What is expected ▸ All lines in which the word "Operations" occurs are to be extracted.
____ Given data
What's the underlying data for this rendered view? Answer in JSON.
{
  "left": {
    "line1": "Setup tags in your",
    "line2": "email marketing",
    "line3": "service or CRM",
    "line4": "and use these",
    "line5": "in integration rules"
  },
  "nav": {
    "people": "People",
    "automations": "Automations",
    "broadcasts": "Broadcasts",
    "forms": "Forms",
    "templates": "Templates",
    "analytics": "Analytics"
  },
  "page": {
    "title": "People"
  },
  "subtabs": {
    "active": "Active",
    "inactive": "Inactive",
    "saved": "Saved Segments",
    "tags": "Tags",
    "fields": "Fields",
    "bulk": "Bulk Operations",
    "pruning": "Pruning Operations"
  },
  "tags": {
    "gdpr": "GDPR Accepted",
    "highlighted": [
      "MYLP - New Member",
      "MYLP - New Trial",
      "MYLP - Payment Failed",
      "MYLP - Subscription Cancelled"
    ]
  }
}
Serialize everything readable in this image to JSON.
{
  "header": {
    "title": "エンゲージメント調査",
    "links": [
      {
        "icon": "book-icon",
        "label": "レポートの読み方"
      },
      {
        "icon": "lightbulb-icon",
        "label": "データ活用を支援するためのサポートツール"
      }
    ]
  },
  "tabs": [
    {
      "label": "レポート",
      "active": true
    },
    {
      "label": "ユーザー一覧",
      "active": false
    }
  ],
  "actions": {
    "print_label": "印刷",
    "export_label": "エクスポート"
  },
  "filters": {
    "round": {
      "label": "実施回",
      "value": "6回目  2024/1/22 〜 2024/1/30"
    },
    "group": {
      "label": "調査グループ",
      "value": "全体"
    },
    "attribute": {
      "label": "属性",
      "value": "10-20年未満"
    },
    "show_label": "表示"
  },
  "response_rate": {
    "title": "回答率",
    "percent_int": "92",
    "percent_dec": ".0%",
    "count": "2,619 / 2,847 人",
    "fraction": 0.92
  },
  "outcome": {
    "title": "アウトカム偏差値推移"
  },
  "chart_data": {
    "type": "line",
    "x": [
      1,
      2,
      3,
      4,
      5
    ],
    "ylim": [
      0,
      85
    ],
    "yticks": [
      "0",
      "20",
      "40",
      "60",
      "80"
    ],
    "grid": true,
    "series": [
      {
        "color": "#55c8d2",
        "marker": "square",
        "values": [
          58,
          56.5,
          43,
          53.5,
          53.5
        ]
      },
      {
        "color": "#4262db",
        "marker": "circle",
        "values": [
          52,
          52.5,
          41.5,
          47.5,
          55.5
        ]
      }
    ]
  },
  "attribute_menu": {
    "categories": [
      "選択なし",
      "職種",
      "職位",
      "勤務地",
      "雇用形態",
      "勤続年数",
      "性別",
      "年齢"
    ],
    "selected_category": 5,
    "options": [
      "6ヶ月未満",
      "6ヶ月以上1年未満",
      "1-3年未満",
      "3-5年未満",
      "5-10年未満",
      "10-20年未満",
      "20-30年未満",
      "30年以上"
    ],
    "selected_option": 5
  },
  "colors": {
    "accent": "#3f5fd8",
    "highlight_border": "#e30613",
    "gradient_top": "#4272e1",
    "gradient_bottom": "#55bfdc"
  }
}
________
Result of this exercise ▸
    "bulk": "Bulk Operations",
    "pruning": "Pruning Operations"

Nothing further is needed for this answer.